## Your goal
Beneath this task is a listing; retype all of it exactly.

## Given entries
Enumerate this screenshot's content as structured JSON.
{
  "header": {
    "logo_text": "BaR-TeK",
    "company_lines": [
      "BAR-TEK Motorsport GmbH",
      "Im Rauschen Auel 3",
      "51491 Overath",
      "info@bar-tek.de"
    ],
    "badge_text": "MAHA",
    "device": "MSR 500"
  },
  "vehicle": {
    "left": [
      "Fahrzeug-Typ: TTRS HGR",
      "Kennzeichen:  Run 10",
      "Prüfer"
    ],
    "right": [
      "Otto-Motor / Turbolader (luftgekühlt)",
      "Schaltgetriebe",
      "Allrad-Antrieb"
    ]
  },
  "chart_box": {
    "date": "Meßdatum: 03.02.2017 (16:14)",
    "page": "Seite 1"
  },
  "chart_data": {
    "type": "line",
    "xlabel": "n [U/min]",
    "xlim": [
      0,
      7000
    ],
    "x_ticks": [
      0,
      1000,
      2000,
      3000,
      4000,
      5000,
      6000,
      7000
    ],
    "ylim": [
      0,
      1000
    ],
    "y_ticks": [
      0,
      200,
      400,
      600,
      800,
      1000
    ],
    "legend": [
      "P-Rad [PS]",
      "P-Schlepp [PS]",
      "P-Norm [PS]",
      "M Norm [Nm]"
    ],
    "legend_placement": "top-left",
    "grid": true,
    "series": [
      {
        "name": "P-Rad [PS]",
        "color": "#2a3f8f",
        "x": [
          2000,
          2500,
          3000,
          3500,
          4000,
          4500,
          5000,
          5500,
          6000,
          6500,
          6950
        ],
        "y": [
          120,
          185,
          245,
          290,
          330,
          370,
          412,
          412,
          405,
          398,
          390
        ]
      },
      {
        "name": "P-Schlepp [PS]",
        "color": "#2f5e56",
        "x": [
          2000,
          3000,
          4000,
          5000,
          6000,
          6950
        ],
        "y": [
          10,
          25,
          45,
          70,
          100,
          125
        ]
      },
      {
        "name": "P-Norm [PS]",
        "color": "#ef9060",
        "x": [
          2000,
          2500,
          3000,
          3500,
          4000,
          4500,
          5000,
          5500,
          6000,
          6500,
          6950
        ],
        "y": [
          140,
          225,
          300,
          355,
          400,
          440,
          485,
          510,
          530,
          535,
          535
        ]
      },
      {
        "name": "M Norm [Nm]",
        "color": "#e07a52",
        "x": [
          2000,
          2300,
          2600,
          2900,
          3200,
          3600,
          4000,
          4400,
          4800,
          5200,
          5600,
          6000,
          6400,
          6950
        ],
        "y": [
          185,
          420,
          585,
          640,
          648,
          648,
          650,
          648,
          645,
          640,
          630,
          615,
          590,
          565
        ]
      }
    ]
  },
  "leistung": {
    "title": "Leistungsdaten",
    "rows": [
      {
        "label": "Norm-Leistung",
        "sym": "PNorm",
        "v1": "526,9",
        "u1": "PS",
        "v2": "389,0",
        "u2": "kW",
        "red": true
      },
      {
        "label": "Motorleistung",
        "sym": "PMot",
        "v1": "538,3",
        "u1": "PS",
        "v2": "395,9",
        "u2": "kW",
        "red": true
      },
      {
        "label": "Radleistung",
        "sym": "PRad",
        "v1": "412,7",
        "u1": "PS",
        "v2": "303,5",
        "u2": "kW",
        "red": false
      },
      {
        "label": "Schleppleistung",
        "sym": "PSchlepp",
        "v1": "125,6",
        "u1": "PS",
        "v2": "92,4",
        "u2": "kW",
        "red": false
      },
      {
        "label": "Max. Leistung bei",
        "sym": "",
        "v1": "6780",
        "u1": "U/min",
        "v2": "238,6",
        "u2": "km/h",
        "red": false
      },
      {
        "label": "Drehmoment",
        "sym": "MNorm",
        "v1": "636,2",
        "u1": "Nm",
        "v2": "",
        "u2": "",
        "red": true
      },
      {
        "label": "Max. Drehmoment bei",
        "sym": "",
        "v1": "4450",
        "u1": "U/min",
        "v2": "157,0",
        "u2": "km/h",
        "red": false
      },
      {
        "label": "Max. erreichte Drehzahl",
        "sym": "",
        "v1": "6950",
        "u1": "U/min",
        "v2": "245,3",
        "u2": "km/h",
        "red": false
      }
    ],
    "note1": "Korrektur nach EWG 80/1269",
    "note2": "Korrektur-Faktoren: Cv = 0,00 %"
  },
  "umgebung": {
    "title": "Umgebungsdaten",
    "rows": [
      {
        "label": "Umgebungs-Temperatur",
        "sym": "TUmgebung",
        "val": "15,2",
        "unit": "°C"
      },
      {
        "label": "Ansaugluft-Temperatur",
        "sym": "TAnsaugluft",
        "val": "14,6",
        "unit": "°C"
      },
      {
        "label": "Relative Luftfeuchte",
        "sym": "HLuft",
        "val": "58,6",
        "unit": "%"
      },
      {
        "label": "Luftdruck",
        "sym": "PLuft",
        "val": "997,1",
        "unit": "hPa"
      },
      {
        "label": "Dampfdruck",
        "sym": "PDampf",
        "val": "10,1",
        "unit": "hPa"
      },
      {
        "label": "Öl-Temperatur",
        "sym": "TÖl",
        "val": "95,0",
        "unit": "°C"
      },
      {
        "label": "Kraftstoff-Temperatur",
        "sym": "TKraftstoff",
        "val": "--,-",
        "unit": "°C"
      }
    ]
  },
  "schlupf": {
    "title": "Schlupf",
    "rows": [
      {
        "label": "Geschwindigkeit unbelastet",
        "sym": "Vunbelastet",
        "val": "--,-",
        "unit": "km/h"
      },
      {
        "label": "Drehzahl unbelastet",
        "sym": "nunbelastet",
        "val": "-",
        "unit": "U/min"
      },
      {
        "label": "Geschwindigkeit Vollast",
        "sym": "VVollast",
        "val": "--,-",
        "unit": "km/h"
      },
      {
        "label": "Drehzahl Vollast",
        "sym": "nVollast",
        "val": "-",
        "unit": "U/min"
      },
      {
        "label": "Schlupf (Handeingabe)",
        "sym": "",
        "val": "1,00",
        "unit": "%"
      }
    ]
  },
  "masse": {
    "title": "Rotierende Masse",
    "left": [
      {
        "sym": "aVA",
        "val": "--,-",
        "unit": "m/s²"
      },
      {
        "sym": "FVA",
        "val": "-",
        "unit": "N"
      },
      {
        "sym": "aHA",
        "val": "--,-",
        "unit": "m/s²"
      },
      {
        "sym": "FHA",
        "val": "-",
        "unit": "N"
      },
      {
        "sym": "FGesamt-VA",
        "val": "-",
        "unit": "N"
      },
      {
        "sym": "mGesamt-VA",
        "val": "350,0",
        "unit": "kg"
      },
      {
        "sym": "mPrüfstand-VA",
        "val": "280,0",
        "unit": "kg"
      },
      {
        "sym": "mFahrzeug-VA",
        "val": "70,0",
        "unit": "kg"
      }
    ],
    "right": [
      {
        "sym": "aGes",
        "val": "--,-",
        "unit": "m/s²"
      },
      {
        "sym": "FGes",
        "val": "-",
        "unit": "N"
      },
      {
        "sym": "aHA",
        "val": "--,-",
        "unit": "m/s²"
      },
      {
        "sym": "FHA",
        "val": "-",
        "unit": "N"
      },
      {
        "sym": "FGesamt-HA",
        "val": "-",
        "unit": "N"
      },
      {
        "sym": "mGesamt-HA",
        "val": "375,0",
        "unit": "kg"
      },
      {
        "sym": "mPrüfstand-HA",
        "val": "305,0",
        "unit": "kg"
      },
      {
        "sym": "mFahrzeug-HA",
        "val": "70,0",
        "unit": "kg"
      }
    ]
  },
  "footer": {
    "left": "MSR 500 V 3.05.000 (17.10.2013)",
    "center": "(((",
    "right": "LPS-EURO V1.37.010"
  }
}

## Exercise answer
Enumerate this screenshot's content as structured JSON.
{
  "header": {
    "logo_text": "BaR-TeK",
    "company_lines": [
      "BAR-TEK Motorsport GmbH",
      "Im Rauschen Auel 3",
      "51491 Overath",
      "info@bar-tek.de"
    ],
    "badge_text": "MAHA",
    "device": "MSR 500"
  },
  "vehicle": {
    "left": [
      "Fahrzeug-Typ: TTRS HGR",
      "Kennzeichen:  Run 10",
      "Prüfer"
    ],
    "right": [
      "Otto-Motor / Turbolader (luftgekühlt)",
      "Schaltgetriebe",
      "Allrad-Antrieb"
    ]
  },
  "chart_box": {
    "date": "Meßdatum: 03.02.2017 (16:14)",
    "page": "Seite 1"
  },
  "chart_data": {
    "type": "line",
    "xlabel": "n [U/min]",
    "xlim": [
      0,
      7000
    ],
    "x_ticks": [
      0,
      1000,
      2000,
      3000,
      4000,
      5000,
      6000,
      7000
    ],
    "ylim": [
      0,
      1000
    ],
    "y_ticks": [
      0,
      200,
      400,
      600,
      800,
      1000
    ],
    "legend": [
      "P-Rad [PS]",
      "P-Schlepp [PS]",
      "P-Norm [PS]",
      "M Norm [Nm]"
    ],
    "legend_placement": "top-left",
    "grid": true,
    "series": [
      {
        "name": "P-Rad [PS]",
        "color": "#2a3f8f",
        "x": [
          2000,
          2500,
          3000,
          3500,
          4000,
          4500,
          5000,
          5500,
          6000,
          6500,
          6950
        ],
        "y": [
          120,
          185,
          245,
          290,
          330,
          370,
          412,
          412,
          405,
          398,
          390
        ]
      },
      {
        "name": "P-Schlepp [PS]",
        "color": "#2f5e56",
        "x": [
          2000,
          3000,
          4000,
          5000,
          6000,
          6950
        ],
        "y": [
          10,
          25,
          45,
          70,
          100,
          125
        ]
      },
      {
        "name": "P-Norm [PS]",
        "color": "#ef9060",
        "x": [
          2000,
          2500,
          3000,
          3500,
          4000,
          4500,
          5000,
          5500,
          6000,
          6500,
          6950
        ],
        "y": [
          140,
          225,
          300,
          355,
          400,
          440,
          485,
          510,
          530,
          535,
          535
        ]
      },
      {
        "name": "M Norm [Nm]",
        "color": "#e07a52",
        "x": [
          2000,
          2300,
          2600,
          2900,
          3200,
          3600,
          4000,
          4400,
          4800,
          5200,
          5600,
          6000,
          6400,
          6950
        ],
        "y": [
          185,
          420,
          585,
          640,
          648,
          648,
          650,
          648,
          645,
          640,
          630,
          615,
          590,
          565
        ]
      }
    ]
  },
  "leistung": {
    "title": "Leistungsdaten",
    "rows": [
      {
        "label": "Norm-Leistung",
        "sym": "PNorm",
        "v1": "526,9",
        "u1": "PS",
        "v2": "389,0",
        "u2": "kW",
        "red": true
      },
      {
        "label": "Motorleistung",
        "sym": "PMot",
        "v1": "538,3",
        "u1": "PS",
        "v2": "395,9",
        "u2": "kW",
        "red": true
      },
      {
        "label": "Radleistung",
        "sym": "PRad",
        "v1": "412,7",
        "u1": "PS",
        "v2": "303,5",
        "u2": "kW",
        "red": false
      },
      {
        "label": "Schleppleistung",
        "sym": "PSchlepp",
        "v1": "125,6",
        "u1": "PS",
        "v2": "92,4",
        "u2": "kW",
        "red": false
      },
      {
        "label": "Max. Leistung bei",
        "sym": "",
        "v1": "6780",
        "u1": "U/min",
        "v2": "238,6",
        "u2": "km/h",
        "red": false
      },
      {
        "label": "Drehmoment",
        "sym": "MNorm",
        "v1": "636,2",
        "u1": "Nm",
        "v2": "",
        "u2": "",
        "red": true
      },
      {
        "label": "Max. Drehmoment bei",
        "sym": "",
        "v1": "4450",
        "u1": "U/min",
        "v2": "157,0",
        "u2": "km/h",
        "red": false
      },
      {
        "label": "Max. erreichte Drehzahl",
        "sym": "",
        "v1": "6950",
        "u1": "U/min",
        "v2": "245,3",
        "u2": "km/h",
        "red": false
      }
    ],
    "note1": "Korrektur nach EWG 80/1269",
    "note2": "Korrektur-Faktoren: Cv = 0,00 %"
  },
  "umgebung": {
    "title": "Umgebungsdaten",
    "rows": [
      {
        "label": "Umgebungs-Temperatur",
        "sym": "TUmgebung",
        "val": "15,2",
        "unit": "°C"
      },
      {
        "label": "Ansaugluft-Temperatur",
        "sym": "TAnsaugluft",
        "val": "14,6",
        "unit": "°C"
      },
      {
        "label": "Relative Luftfeuchte",
        "sym": "HLuft",
        "val": "58,6",
        "unit": "%"
      },
      {
        "label": "Luftdruck",
        "sym": "PLuft",
        "val": "997,1",
        "unit": "hPa"
      },
      {
        "label": "Dampfdruck",
        "sym": "PDampf",
        "val": "10,1",
        "unit": "hPa"
      },
      {
        "label": "Öl-Temperatur",
        "sym": "TÖl",
        "val": "95,0",
        "unit": "°C"
      },
      {
        "label": "Kraftstoff-Temperatur",
        "sym": "TKraftstoff",
        "val": "--,-",
        "unit": "°C"
      }
    ]
  },
  "schlupf": {
    "title": "Schlupf",
    "rows": [
      {
        "label": "Geschwindigkeit unbelastet",
        "sym": "Vunbelastet",
        "val": "--,-",
        "unit": "km/h"
      },
      {
        "label": "Drehzahl unbelastet",
        "sym": "nunbelastet",
        "val": "-",
        "unit": "U/min"
      },
      {
        "label": "Geschwindigkeit Vollast",
        "sym": "VVollast",
        "val": "--,-",
        "unit": "km/h"
      },
      {
        "label": "Drehzahl Vollast",
        "sym": "nVollast",
        "val": "-",
        "unit": "U/min"
      },
      {
        "label": "Schlupf (Handeingabe)",
        "sym": "",
        "val": "1,00",
        "unit": "%"
      }
    ]
  },
  "masse": {
    "title": "Rotierende Masse",
    "left": [
      {
        "sym": "aVA",
        "val": "--,-",
        "unit": "m/s²"
      },
      {
        "sym": "FVA",
        "val": "-",
        "unit": "N"
      },
      {
        "sym": "aHA",
        "val": "--,-",
        "unit": "m/s²"
      },
      {
        "sym": "FHA",
        "val": "-",
        "unit": "N"
      },
      {
        "sym": "FGesamt-VA",
        "val": "-",
        "unit": "N"
      },
      {
        "sym": "mGesamt-VA",
        "val": "350,0",
        "unit": "kg"
      },
      {
        "sym": "mPrüfstand-VA",
        "val": "280,0",
        "unit": "kg"
      },
      {
        "sym": "mFahrzeug-VA",
        "val": "70,0",
        "unit": "kg"
      }
    ],
    "right": [
      {
        "sym": "aGes",
        "val": "--,-",
        "unit": "m/s²"
      },
      {
        "sym": "FGes",
        "val": "-",
        "unit": "N"
      },
      {
        "sym": "aHA",
        "val": "--,-",
        "unit": "m/s²"
      },
      {
        "sym": "FHA",
        "val": "-",
        "unit": "N"
      },
      {
        "sym": "FGesamt-HA",
        "val": "-",
        "unit": "N"
      },
      {
        "sym": "mGesamt-HA",
        "val": "375,0",
        "unit": "kg"
      },
      {
        "sym": "mPrüfstand-HA",
        "val": "305,0",
        "unit": "kg"
      },
      {
        "sym": "mFahrzeug-HA",
        "val": "70,0",
        "unit": "kg"
      }
    ]
  },
  "footer": {
    "left": "MSR 500 V 3.05.000 (17.10.2013)",
    "center": "(((",
    "right": "LPS-EURO V1.37.010"
  }
}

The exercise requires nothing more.